• **Brief**:
From the listing, collect all lines containing the word "Gundlach".

• **Data shown**:
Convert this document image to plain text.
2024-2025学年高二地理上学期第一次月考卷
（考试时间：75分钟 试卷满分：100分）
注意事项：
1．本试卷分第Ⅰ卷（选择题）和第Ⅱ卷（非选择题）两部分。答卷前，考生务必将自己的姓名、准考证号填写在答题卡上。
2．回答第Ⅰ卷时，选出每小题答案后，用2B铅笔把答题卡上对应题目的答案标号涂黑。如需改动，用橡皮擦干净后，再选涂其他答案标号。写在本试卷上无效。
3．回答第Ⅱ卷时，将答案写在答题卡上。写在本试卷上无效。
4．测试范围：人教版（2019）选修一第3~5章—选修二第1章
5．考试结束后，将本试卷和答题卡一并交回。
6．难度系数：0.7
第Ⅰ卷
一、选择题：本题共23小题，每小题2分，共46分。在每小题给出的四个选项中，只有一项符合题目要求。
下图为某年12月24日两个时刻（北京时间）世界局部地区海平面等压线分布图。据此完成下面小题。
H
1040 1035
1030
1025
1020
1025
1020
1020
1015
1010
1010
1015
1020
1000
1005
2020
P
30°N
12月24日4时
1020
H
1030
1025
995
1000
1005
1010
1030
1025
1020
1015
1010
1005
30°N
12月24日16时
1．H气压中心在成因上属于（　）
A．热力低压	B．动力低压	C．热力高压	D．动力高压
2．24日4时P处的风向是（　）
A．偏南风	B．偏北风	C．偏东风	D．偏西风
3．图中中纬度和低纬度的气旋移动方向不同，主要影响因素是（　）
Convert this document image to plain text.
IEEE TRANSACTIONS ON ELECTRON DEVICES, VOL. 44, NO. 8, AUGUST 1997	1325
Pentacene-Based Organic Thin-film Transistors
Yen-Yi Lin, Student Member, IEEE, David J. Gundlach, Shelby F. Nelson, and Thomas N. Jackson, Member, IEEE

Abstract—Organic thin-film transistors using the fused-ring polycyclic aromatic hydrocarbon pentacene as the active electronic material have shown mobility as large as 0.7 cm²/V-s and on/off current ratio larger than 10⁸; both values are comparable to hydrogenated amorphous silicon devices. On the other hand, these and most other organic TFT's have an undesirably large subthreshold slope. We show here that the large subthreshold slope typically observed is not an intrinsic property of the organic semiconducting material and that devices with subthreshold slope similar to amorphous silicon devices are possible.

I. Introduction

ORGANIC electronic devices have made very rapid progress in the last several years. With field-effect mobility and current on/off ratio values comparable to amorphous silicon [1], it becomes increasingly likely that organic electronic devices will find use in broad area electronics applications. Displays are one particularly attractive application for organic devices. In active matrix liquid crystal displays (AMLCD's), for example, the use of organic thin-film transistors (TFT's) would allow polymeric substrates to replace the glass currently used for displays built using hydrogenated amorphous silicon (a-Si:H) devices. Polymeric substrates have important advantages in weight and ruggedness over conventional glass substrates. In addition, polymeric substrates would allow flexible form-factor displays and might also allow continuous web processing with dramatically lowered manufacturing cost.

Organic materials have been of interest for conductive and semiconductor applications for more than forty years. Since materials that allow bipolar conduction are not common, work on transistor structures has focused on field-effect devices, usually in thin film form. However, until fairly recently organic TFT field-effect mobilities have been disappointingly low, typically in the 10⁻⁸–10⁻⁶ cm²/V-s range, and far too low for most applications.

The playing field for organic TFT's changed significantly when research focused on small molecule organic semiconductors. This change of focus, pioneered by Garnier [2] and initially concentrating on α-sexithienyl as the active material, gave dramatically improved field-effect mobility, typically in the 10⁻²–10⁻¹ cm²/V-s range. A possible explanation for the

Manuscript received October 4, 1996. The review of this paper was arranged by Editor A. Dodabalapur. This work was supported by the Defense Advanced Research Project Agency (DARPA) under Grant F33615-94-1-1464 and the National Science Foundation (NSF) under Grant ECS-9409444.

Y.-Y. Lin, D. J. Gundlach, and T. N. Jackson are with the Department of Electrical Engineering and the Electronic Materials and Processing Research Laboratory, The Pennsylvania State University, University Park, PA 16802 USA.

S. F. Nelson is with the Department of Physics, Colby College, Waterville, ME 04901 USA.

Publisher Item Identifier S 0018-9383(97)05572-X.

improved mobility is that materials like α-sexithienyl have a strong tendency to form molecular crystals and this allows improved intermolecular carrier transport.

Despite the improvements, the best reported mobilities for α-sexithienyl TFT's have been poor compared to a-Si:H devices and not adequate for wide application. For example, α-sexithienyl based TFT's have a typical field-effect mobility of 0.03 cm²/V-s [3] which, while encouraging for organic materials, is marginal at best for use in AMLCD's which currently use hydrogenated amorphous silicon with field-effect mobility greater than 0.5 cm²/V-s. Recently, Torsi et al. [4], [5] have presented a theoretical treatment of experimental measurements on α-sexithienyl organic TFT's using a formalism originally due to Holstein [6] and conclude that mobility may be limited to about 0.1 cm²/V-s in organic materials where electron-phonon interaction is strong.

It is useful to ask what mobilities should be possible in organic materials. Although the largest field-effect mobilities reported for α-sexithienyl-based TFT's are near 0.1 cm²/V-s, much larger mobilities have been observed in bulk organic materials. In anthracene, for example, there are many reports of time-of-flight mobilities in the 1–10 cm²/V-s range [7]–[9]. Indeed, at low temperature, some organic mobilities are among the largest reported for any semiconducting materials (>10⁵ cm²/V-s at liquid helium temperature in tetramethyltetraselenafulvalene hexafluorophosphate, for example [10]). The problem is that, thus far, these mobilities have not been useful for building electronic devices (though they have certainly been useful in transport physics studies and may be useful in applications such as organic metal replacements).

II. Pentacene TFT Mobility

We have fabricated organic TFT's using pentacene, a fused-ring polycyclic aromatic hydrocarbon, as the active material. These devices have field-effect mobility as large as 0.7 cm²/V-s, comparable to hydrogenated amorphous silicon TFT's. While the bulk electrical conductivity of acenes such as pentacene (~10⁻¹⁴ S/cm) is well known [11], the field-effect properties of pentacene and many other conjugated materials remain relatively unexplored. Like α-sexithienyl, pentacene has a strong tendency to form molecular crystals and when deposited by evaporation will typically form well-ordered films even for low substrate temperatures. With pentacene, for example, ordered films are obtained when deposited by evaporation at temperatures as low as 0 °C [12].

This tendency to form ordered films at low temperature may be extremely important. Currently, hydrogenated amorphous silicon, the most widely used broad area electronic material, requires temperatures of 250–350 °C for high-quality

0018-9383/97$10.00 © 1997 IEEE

• **Worked answer**:
Yen-Yi Lin, Student Member, IEEE, David J. Gundlach, Shelby F. Nelson, and Thomas N. Jackson, Member, IEEE
Y.-Y. Lin, D. J. Gundlach, and T. N. Jackson are with the Department of Electrical Engineering and the Electronic Materials and Processing Research Laboratory, The Pennsylvania State University, University Park, PA 16802 USA.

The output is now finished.